§ Challenge
Go through the entries below, tally each line with the string "электронной", and give the final number by itself.

§ Recorded information
(begin)
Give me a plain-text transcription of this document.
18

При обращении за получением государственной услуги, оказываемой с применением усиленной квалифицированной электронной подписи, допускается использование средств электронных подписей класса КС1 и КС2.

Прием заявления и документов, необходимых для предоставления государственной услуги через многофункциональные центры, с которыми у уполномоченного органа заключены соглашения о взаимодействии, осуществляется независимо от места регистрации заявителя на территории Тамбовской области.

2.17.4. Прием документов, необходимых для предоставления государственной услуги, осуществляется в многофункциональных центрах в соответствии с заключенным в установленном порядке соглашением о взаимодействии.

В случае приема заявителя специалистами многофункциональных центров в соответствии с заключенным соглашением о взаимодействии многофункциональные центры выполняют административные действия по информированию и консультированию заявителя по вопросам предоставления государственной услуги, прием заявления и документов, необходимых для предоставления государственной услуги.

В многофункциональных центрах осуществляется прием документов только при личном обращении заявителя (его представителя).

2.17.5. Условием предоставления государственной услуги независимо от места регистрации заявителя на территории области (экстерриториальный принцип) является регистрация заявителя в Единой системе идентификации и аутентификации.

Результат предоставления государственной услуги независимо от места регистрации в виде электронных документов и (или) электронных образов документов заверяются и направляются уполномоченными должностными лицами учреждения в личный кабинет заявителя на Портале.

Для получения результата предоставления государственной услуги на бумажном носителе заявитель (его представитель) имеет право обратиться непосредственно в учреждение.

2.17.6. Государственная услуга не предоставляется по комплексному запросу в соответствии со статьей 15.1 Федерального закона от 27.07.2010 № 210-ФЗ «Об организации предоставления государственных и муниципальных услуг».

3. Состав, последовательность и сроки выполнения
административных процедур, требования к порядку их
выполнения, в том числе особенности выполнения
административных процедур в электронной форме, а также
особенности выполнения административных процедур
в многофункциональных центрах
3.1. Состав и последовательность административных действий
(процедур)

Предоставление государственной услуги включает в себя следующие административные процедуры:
(end)
(begin)
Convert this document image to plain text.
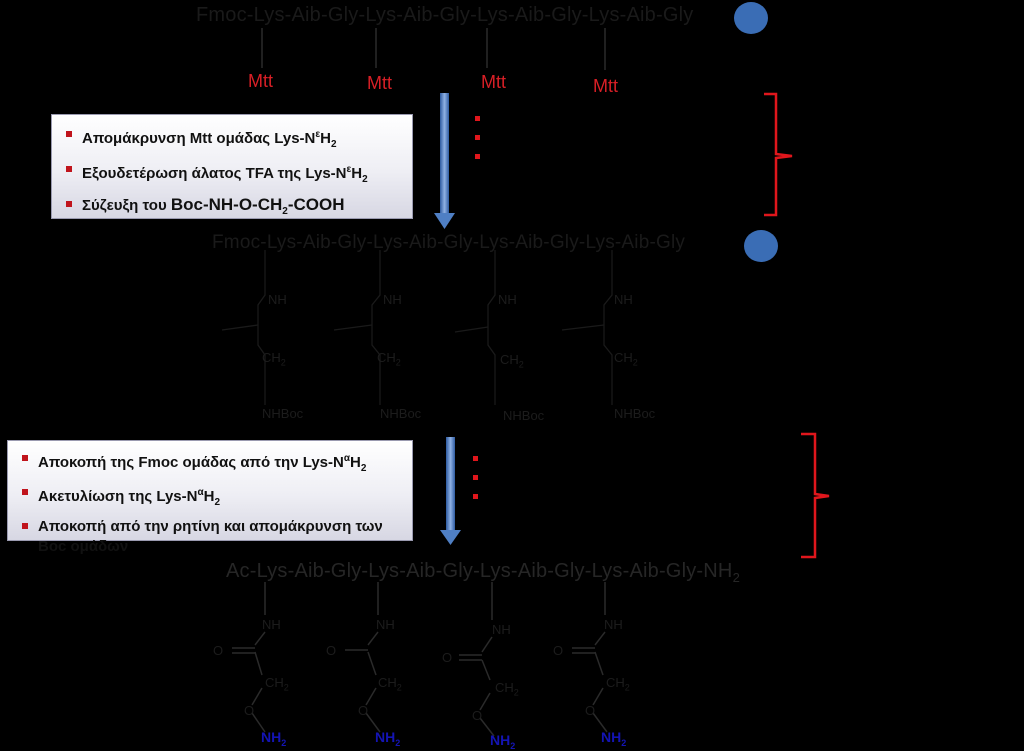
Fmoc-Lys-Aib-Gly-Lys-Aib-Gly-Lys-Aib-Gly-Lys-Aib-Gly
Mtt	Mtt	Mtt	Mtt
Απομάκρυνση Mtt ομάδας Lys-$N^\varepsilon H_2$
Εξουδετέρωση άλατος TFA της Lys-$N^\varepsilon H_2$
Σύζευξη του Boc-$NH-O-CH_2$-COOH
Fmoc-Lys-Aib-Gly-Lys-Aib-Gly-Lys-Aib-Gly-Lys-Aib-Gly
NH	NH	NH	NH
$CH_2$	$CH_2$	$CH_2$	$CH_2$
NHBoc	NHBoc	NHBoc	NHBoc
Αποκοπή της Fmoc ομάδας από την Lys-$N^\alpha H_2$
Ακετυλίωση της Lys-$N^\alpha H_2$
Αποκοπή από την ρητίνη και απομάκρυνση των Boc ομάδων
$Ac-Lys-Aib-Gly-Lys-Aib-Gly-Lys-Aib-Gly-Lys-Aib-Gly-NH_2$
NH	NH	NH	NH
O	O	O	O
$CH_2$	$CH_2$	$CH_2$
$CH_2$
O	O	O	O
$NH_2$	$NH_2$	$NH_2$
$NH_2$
(end)
(begin)
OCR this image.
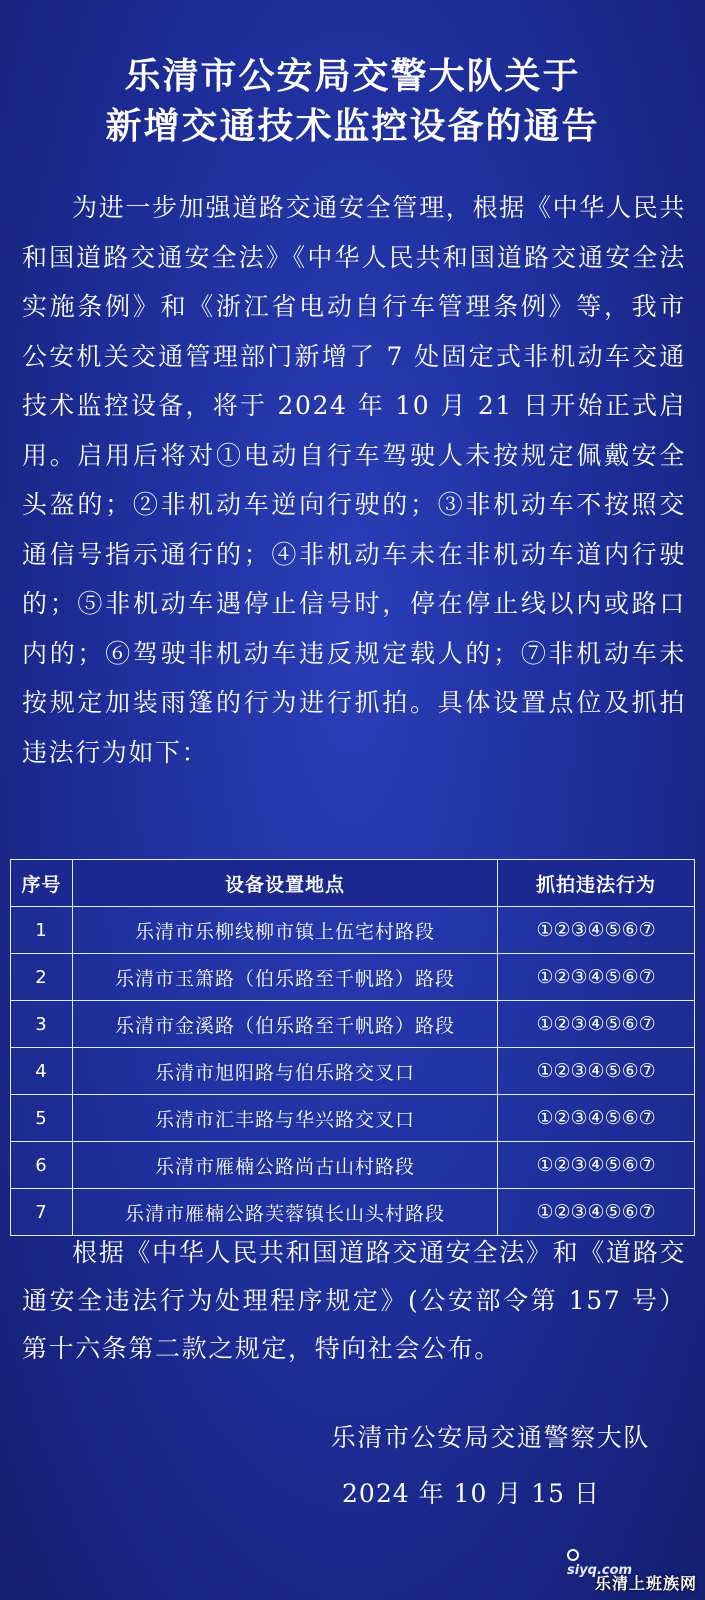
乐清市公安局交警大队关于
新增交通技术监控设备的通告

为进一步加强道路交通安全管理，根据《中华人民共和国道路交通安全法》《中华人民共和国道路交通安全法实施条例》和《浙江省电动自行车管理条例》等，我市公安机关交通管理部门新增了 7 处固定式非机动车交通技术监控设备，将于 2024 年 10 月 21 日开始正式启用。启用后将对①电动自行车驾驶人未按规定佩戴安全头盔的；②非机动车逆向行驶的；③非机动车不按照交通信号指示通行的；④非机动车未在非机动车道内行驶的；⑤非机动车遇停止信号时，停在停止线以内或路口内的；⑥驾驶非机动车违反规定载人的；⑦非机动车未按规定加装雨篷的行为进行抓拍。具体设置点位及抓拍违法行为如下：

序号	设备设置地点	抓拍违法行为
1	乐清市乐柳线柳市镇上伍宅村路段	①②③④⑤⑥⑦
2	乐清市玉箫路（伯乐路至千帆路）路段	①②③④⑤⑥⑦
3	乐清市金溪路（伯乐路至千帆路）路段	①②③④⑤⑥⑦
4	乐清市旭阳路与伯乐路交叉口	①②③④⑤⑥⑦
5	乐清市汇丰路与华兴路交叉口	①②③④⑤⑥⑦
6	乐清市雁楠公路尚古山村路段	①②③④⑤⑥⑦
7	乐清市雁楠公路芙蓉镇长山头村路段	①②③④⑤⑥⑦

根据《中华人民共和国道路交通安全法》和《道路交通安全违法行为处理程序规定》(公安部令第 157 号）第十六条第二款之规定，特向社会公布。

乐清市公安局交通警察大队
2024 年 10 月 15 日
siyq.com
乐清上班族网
(end)
§ Exercise response
2